Task => Reproduce every entry that follows word for word, but omit the images.

Material =>
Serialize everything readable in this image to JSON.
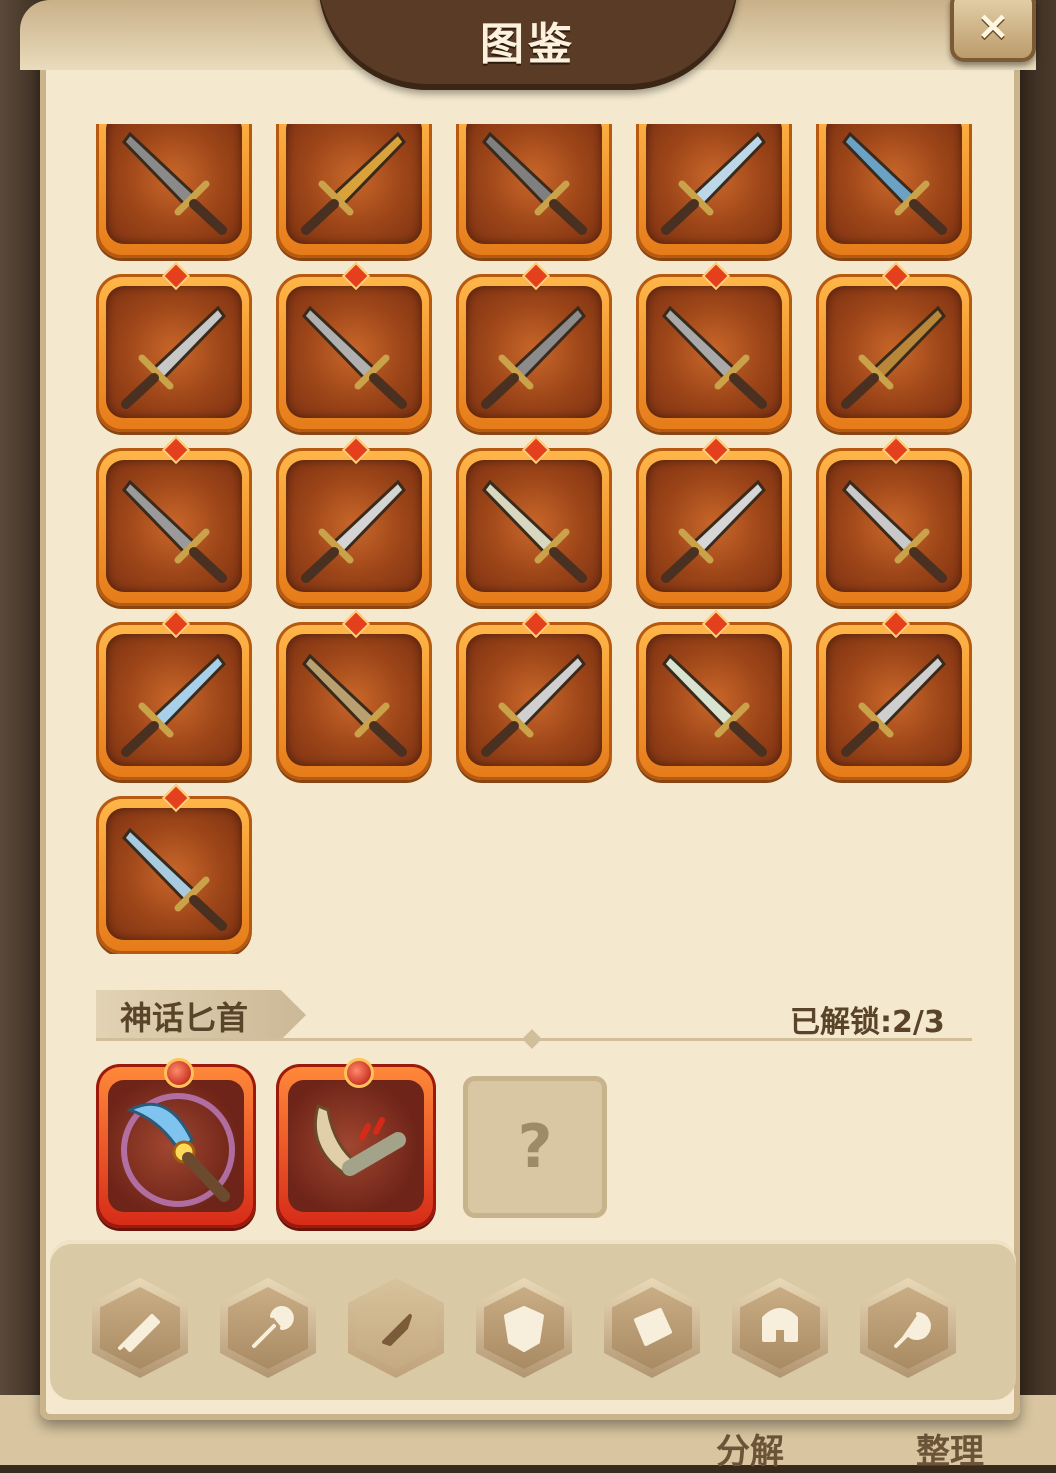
{
  "window": {
    "title": "图鉴"
  },
  "close_label": "×",
  "collection": {
    "rows": 5,
    "items": [
      {
        "name": "dagger-item-1",
        "color": "#8a8a8a"
      },
      {
        "name": "dagger-item-2",
        "color": "#d9a23a"
      },
      {
        "name": "dagger-item-3",
        "color": "#7f7f7f"
      },
      {
        "name": "dagger-item-4",
        "color": "#bcd8e8"
      },
      {
        "name": "dagger-item-5",
        "color": "#6aa2c6"
      },
      {
        "name": "dagger-item-6",
        "color": "#c8c8c8"
      },
      {
        "name": "dagger-item-7",
        "color": "#b0b0b0"
      },
      {
        "name": "dagger-item-8",
        "color": "#8c8c8c"
      },
      {
        "name": "dagger-item-9",
        "color": "#a9a9a9"
      },
      {
        "name": "dagger-item-10",
        "color": "#b9873a"
      },
      {
        "name": "dagger-item-11",
        "color": "#9a9a9a"
      },
      {
        "name": "dagger-item-12",
        "color": "#d4d4d4"
      },
      {
        "name": "dagger-item-13",
        "color": "#d8d8c0"
      },
      {
        "name": "dagger-item-14",
        "color": "#d6d6d6"
      },
      {
        "name": "dagger-item-15",
        "color": "#c9c9c9"
      },
      {
        "name": "dagger-item-16",
        "color": "#a8d0ea"
      },
      {
        "name": "dagger-item-17",
        "color": "#b8a070"
      },
      {
        "name": "dagger-item-18",
        "color": "#d0d0d0"
      },
      {
        "name": "dagger-item-19",
        "color": "#d9e4d0"
      },
      {
        "name": "dagger-item-20",
        "color": "#cfcfcf"
      },
      {
        "name": "dagger-item-21",
        "color": "#a9cbe0"
      }
    ]
  },
  "mythic": {
    "title": "神话匕首",
    "unlocked_label": "已解锁:2/3",
    "locked_symbol": "?",
    "items": [
      {
        "name": "mythic-dagger-1",
        "color": "#7fc4ee"
      },
      {
        "name": "mythic-dagger-2",
        "color": "#e0cfa8"
      }
    ]
  },
  "tabs": [
    {
      "name": "tab-sword",
      "icon": "sword-icon",
      "active": false
    },
    {
      "name": "tab-club",
      "icon": "club-icon",
      "active": false
    },
    {
      "name": "tab-dagger",
      "icon": "dagger-icon",
      "active": true
    },
    {
      "name": "tab-shield",
      "icon": "shield-icon",
      "active": false
    },
    {
      "name": "tab-book",
      "icon": "book-icon",
      "active": false
    },
    {
      "name": "tab-helmet",
      "icon": "helmet-icon",
      "active": false
    },
    {
      "name": "tab-amulet",
      "icon": "amulet-icon",
      "active": false
    }
  ],
  "background": {
    "left_text": "分解",
    "right_text": "整理"
  }
}
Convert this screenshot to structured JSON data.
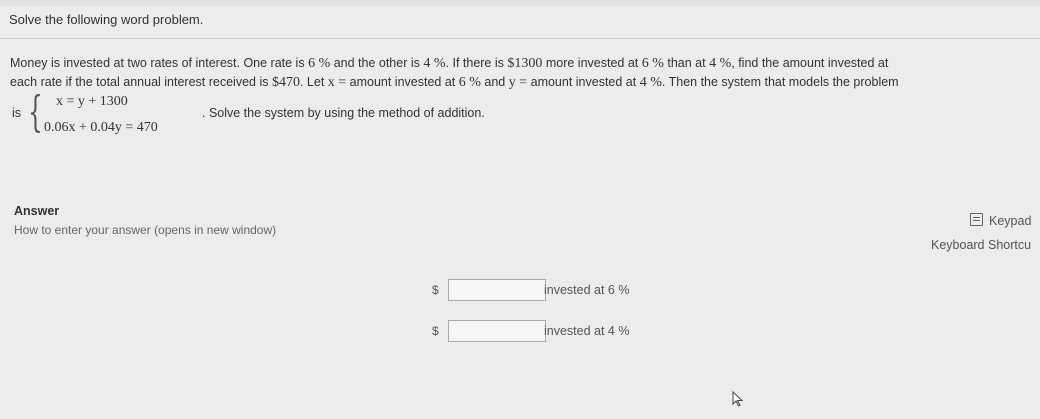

Exercise response =>
Serialize everything readable in this image to JSON.
{
  "window": {
    "title": "图鉴"
  },
  "close_label": "×",
  "collection": {
    "rows": 5,
    "items": [
      {
        "name": "dagger-item-1",
        "color": "#8a8a8a"
      },
      {
        "name": "dagger-item-2",
        "color": "#d9a23a"
      },
      {
        "name": "dagger-item-3",
        "color": "#7f7f7f"
      },
      {
        "name": "dagger-item-4",
        "color": "#bcd8e8"
      },
      {
        "name": "dagger-item-5",
        "color": "#6aa2c6"
      },
      {
        "name": "dagger-item-6",
        "color": "#c8c8c8"
      },
      {
        "name": "dagger-item-7",
        "color": "#b0b0b0"
      },
      {
        "name": "dagger-item-8",
        "color": "#8c8c8c"
      },
      {
        "name": "dagger-item-9",
        "color": "#a9a9a9"
      },
      {
        "name": "dagger-item-10",
        "color": "#b9873a"
      },
      {
        "name": "dagger-item-11",
        "color": "#9a9a9a"
      },
      {
        "name": "dagger-item-12",
        "color": "#d4d4d4"
      },
      {
        "name": "dagger-item-13",
        "color": "#d8d8c0"
      },
      {
        "name": "dagger-item-14",
        "color": "#d6d6d6"
      },
      {
        "name": "dagger-item-15",
        "color": "#c9c9c9"
      },
      {
        "name": "dagger-item-16",
        "color": "#a8d0ea"
      },
      {
        "name": "dagger-item-17",
        "color": "#b8a070"
      },
      {
        "name": "dagger-item-18",
        "color": "#d0d0d0"
      },
      {
        "name": "dagger-item-19",
        "color": "#d9e4d0"
      },
      {
        "name": "dagger-item-20",
        "color": "#cfcfcf"
      },
      {
        "name": "dagger-item-21",
        "color": "#a9cbe0"
      }
    ]
  },
  "mythic": {
    "title": "神话匕首",
    "unlocked_label": "已解锁:2/3",
    "locked_symbol": "?",
    "items": [
      {
        "name": "mythic-dagger-1",
        "color": "#7fc4ee"
      },
      {
        "name": "mythic-dagger-2",
        "color": "#e0cfa8"
      }
    ]
  },
  "tabs": [
    {
      "name": "tab-sword",
      "icon": "sword-icon",
      "active": false
    },
    {
      "name": "tab-club",
      "icon": "club-icon",
      "active": false
    },
    {
      "name": "tab-dagger",
      "icon": "dagger-icon",
      "active": true
    },
    {
      "name": "tab-shield",
      "icon": "shield-icon",
      "active": false
    },
    {
      "name": "tab-book",
      "icon": "book-icon",
      "active": false
    },
    {
      "name": "tab-helmet",
      "icon": "helmet-icon",
      "active": false
    },
    {
      "name": "tab-amulet",
      "icon": "amulet-icon",
      "active": false
    }
  ],
  "background": {
    "left_text": "分解",
    "right_text": "整理"
  }
}
Convert this screenshot to structured JSON data.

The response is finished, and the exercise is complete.